(Dataset records)

** Start **

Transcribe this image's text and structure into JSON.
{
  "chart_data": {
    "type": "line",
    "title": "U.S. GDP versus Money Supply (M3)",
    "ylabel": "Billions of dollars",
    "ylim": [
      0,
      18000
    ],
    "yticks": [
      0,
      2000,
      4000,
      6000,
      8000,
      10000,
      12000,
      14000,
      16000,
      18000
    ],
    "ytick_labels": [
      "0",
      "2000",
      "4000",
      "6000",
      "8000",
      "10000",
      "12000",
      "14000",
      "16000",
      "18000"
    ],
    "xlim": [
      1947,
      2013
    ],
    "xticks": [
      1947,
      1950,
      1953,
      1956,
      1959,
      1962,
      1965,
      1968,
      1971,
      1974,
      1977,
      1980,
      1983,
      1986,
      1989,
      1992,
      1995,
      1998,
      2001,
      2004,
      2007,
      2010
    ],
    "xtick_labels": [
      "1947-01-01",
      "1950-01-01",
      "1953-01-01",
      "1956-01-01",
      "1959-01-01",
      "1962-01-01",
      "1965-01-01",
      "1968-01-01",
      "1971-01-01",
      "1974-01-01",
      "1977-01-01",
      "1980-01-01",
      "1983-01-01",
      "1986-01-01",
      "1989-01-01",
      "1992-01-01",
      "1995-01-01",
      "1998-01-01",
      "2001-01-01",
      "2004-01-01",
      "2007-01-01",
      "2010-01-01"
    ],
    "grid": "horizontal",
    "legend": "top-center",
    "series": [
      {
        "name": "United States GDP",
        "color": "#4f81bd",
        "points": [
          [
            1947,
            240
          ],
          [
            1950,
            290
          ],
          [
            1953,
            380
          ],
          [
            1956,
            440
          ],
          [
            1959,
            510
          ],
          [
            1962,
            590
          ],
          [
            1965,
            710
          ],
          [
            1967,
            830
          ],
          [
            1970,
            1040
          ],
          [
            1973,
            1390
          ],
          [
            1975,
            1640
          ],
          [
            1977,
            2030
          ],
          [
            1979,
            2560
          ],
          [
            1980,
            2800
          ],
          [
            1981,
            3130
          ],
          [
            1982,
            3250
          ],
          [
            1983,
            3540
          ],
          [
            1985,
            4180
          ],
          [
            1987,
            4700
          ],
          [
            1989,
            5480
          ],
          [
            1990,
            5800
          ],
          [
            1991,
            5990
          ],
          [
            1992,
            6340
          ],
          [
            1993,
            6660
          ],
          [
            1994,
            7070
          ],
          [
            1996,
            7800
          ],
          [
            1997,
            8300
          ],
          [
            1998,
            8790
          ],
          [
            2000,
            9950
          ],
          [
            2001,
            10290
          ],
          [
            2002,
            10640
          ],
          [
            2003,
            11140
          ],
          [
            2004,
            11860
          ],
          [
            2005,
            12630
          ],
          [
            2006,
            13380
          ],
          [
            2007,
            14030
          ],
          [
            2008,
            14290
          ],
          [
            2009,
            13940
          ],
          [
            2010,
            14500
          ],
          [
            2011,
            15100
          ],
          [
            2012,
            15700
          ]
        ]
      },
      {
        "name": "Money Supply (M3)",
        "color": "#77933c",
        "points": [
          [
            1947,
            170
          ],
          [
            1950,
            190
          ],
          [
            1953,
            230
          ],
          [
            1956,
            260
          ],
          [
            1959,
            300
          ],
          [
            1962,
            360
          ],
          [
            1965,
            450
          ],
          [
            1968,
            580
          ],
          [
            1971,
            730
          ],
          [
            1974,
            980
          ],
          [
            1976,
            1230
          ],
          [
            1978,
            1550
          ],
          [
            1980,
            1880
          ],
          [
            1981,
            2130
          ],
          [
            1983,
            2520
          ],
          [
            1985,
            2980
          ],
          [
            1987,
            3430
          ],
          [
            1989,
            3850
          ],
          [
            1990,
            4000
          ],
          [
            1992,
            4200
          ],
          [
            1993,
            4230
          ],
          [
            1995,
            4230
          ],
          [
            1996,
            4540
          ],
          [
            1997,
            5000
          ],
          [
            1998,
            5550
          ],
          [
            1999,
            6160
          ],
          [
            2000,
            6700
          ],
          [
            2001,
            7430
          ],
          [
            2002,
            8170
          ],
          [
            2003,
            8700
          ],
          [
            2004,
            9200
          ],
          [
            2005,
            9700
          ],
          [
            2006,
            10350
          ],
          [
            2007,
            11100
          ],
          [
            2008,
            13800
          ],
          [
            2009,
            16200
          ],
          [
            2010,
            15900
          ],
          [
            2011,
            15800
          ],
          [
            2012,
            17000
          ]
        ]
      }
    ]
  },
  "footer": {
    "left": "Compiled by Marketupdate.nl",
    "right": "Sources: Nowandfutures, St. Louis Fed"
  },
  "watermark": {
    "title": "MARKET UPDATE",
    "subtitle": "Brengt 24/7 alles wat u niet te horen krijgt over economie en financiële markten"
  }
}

** End **

- _GIVEN INSTRUCTION_
Reproduce the data, keeping every line exactly the same.

- _ANSWER TO THE PROBLEM_
Transcribe this image's text and structure into JSON.
{
  "chart_data": {
    "type": "line",
    "title": "U.S. GDP versus Money Supply (M3)",
    "ylabel": "Billions of dollars",
    "ylim": [
      0,
      18000
    ],
    "yticks": [
      0,
      2000,
      4000,
      6000,
      8000,
      10000,
      12000,
      14000,
      16000,
      18000
    ],
    "ytick_labels": [
      "0",
      "2000",
      "4000",
      "6000",
      "8000",
      "10000",
      "12000",
      "14000",
      "16000",
      "18000"
    ],
    "xlim": [
      1947,
      2013
    ],
    "xticks": [
      1947,
      1950,
      1953,
      1956,
      1959,
      1962,
      1965,
      1968,
      1971,
      1974,
      1977,
      1980,
      1983,
      1986,
      1989,
      1992,
      1995,
      1998,
      2001,
      2004,
      2007,
      2010
    ],
    "xtick_labels": [
      "1947-01-01",
      "1950-01-01",
      "1953-01-01",
      "1956-01-01",
      "1959-01-01",
      "1962-01-01",
      "1965-01-01",
      "1968-01-01",
      "1971-01-01",
      "1974-01-01",
      "1977-01-01",
      "1980-01-01",
      "1983-01-01",
      "1986-01-01",
      "1989-01-01",
      "1992-01-01",
      "1995-01-01",
      "1998-01-01",
      "2001-01-01",
      "2004-01-01",
      "2007-01-01",
      "2010-01-01"
    ],
    "grid": "horizontal",
    "legend": "top-center",
    "series": [
      {
        "name": "United States GDP",
        "color": "#4f81bd",
        "points": [
          [
            1947,
            240
          ],
          [
            1950,
            290
          ],
          [
            1953,
            380
          ],
          [
            1956,
            440
          ],
          [
            1959,
            510
          ],
          [
            1962,
            590
          ],
          [
            1965,
            710
          ],
          [
            1967,
            830
          ],
          [
            1970,
            1040
          ],
          [
            1973,
            1390
          ],
          [
            1975,
            1640
          ],
          [
            1977,
            2030
          ],
          [
            1979,
            2560
          ],
          [
            1980,
            2800
          ],
          [
            1981,
            3130
          ],
          [
            1982,
            3250
          ],
          [
            1983,
            3540
          ],
          [
            1985,
            4180
          ],
          [
            1987,
            4700
          ],
          [
            1989,
            5480
          ],
          [
            1990,
            5800
          ],
          [
            1991,
            5990
          ],
          [
            1992,
            6340
          ],
          [
            1993,
            6660
          ],
          [
            1994,
            7070
          ],
          [
            1996,
            7800
          ],
          [
            1997,
            8300
          ],
          [
            1998,
            8790
          ],
          [
            2000,
            9950
          ],
          [
            2001,
            10290
          ],
          [
            2002,
            10640
          ],
          [
            2003,
            11140
          ],
          [
            2004,
            11860
          ],
          [
            2005,
            12630
          ],
          [
            2006,
            13380
          ],
          [
            2007,
            14030
          ],
          [
            2008,
            14290
          ],
          [
            2009,
            13940
          ],
          [
            2010,
            14500
          ],
          [
            2011,
            15100
          ],
          [
            2012,
            15700
          ]
        ]
      },
      {
        "name": "Money Supply (M3)",
        "color": "#77933c",
        "points": [
          [
            1947,
            170
          ],
          [
            1950,
            190
          ],
          [
            1953,
            230
          ],
          [
            1956,
            260
          ],
          [
            1959,
            300
          ],
          [
            1962,
            360
          ],
          [
            1965,
            450
          ],
          [
            1968,
            580
          ],
          [
            1971,
            730
          ],
          [
            1974,
            980
          ],
          [
            1976,
            1230
          ],
          [
            1978,
            1550
          ],
          [
            1980,
            1880
          ],
          [
            1981,
            2130
          ],
          [
            1983,
            2520
          ],
          [
            1985,
            2980
          ],
          [
            1987,
            3430
          ],
          [
            1989,
            3850
          ],
          [
            1990,
            4000
          ],
          [
            1992,
            4200
          ],
          [
            1993,
            4230
          ],
          [
            1995,
            4230
          ],
          [
            1996,
            4540
          ],
          [
            1997,
            5000
          ],
          [
            1998,
            5550
          ],
          [
            1999,
            6160
          ],
          [
            2000,
            6700
          ],
          [
            2001,
            7430
          ],
          [
            2002,
            8170
          ],
          [
            2003,
            8700
          ],
          [
            2004,
            9200
          ],
          [
            2005,
            9700
          ],
          [
            2006,
            10350
          ],
          [
            2007,
            11100
          ],
          [
            2008,
            13800
          ],
          [
            2009,
            16200
          ],
          [
            2010,
            15900
          ],
          [
            2011,
            15800
          ],
          [
            2012,
            17000
          ]
        ]
      }
    ]
  },
  "footer": {
    "left": "Compiled by Marketupdate.nl",
    "right": "Sources: Nowandfutures, St. Louis Fed"
  },
  "watermark": {
    "title": "MARKET UPDATE",
    "subtitle": "Brengt 24/7 alles wat u niet te horen krijgt over economie en financiële markten"
  }
}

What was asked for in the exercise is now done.